Collected data entries:
_ _ _ _ _
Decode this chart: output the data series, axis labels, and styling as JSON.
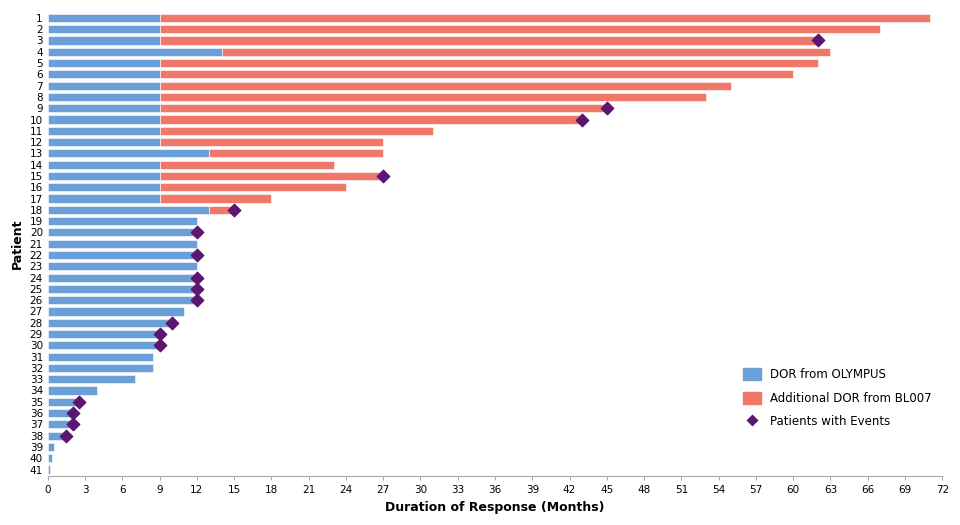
{
  "patients": [
    1,
    2,
    3,
    4,
    5,
    6,
    7,
    8,
    9,
    10,
    11,
    12,
    13,
    14,
    15,
    16,
    17,
    18,
    19,
    20,
    21,
    22,
    23,
    24,
    25,
    26,
    27,
    28,
    29,
    30,
    31,
    32,
    33,
    34,
    35,
    36,
    37,
    38,
    39,
    40,
    41
  ],
  "dor_olympus": [
    9,
    9,
    9,
    14,
    9,
    9,
    9,
    9,
    9,
    9,
    9,
    9,
    13,
    9,
    9,
    9,
    9,
    13,
    12,
    12,
    12,
    12,
    12,
    12,
    12,
    12,
    11,
    10,
    9,
    9,
    8.5,
    8.5,
    7,
    4,
    2.5,
    2,
    2,
    1.5,
    0.5,
    0.3,
    0.2
  ],
  "dor_bl007": [
    62,
    58,
    53,
    49,
    53,
    51,
    46,
    44,
    36,
    34,
    22,
    18,
    14,
    14,
    18,
    15,
    9,
    2,
    0,
    0,
    0,
    0,
    0,
    0,
    0,
    0,
    0,
    0,
    0,
    0,
    0,
    0,
    0,
    0,
    0,
    0,
    0,
    0,
    0,
    0,
    0
  ],
  "events": [
    {
      "patient": 3,
      "total": 62
    },
    {
      "patient": 9,
      "total": 45
    },
    {
      "patient": 10,
      "total": 43
    },
    {
      "patient": 15,
      "total": 27
    },
    {
      "patient": 18,
      "total": 15
    },
    {
      "patient": 20,
      "total": 12
    },
    {
      "patient": 22,
      "total": 12
    },
    {
      "patient": 24,
      "total": 12
    },
    {
      "patient": 25,
      "total": 12
    },
    {
      "patient": 26,
      "total": 12
    },
    {
      "patient": 28,
      "total": 10
    },
    {
      "patient": 29,
      "total": 9
    },
    {
      "patient": 30,
      "total": 9
    },
    {
      "patient": 35,
      "total": 2.5
    },
    {
      "patient": 36,
      "total": 2
    },
    {
      "patient": 37,
      "total": 2
    },
    {
      "patient": 38,
      "total": 1.5
    }
  ],
  "xlim": [
    0,
    72
  ],
  "xticks": [
    0,
    3,
    6,
    9,
    12,
    15,
    18,
    21,
    24,
    27,
    30,
    33,
    36,
    39,
    42,
    45,
    48,
    51,
    54,
    57,
    60,
    63,
    66,
    69,
    72
  ],
  "xlabel": "Duration of Response (Months)",
  "ylabel": "Patient",
  "color_olympus": "#6a9fd8",
  "color_bl007": "#f07868",
  "color_event": "#5c1570",
  "bg_color": "#ffffff"
}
_ _ _ _ _
• **AIM OF THE EXERCISE**:
Print every record above exactly, but no pictures.

• **RESULT**:
Decode this chart: output the data series, axis labels, and styling as JSON.
{
  "patients": [
    1,
    2,
    3,
    4,
    5,
    6,
    7,
    8,
    9,
    10,
    11,
    12,
    13,
    14,
    15,
    16,
    17,
    18,
    19,
    20,
    21,
    22,
    23,
    24,
    25,
    26,
    27,
    28,
    29,
    30,
    31,
    32,
    33,
    34,
    35,
    36,
    37,
    38,
    39,
    40,
    41
  ],
  "dor_olympus": [
    9,
    9,
    9,
    14,
    9,
    9,
    9,
    9,
    9,
    9,
    9,
    9,
    13,
    9,
    9,
    9,
    9,
    13,
    12,
    12,
    12,
    12,
    12,
    12,
    12,
    12,
    11,
    10,
    9,
    9,
    8.5,
    8.5,
    7,
    4,
    2.5,
    2,
    2,
    1.5,
    0.5,
    0.3,
    0.2
  ],
  "dor_bl007": [
    62,
    58,
    53,
    49,
    53,
    51,
    46,
    44,
    36,
    34,
    22,
    18,
    14,
    14,
    18,
    15,
    9,
    2,
    0,
    0,
    0,
    0,
    0,
    0,
    0,
    0,
    0,
    0,
    0,
    0,
    0,
    0,
    0,
    0,
    0,
    0,
    0,
    0,
    0,
    0,
    0
  ],
  "events": [
    {
      "patient": 3,
      "total": 62
    },
    {
      "patient": 9,
      "total": 45
    },
    {
      "patient": 10,
      "total": 43
    },
    {
      "patient": 15,
      "total": 27
    },
    {
      "patient": 18,
      "total": 15
    },
    {
      "patient": 20,
      "total": 12
    },
    {
      "patient": 22,
      "total": 12
    },
    {
      "patient": 24,
      "total": 12
    },
    {
      "patient": 25,
      "total": 12
    },
    {
      "patient": 26,
      "total": 12
    },
    {
      "patient": 28,
      "total": 10
    },
    {
      "patient": 29,
      "total": 9
    },
    {
      "patient": 30,
      "total": 9
    },
    {
      "patient": 35,
      "total": 2.5
    },
    {
      "patient": 36,
      "total": 2
    },
    {
      "patient": 37,
      "total": 2
    },
    {
      "patient": 38,
      "total": 1.5
    }
  ],
  "xlim": [
    0,
    72
  ],
  "xticks": [
    0,
    3,
    6,
    9,
    12,
    15,
    18,
    21,
    24,
    27,
    30,
    33,
    36,
    39,
    42,
    45,
    48,
    51,
    54,
    57,
    60,
    63,
    66,
    69,
    72
  ],
  "xlabel": "Duration of Response (Months)",
  "ylabel": "Patient",
  "color_olympus": "#6a9fd8",
  "color_bl007": "#f07868",
  "color_event": "#5c1570",
  "bg_color": "#ffffff"
}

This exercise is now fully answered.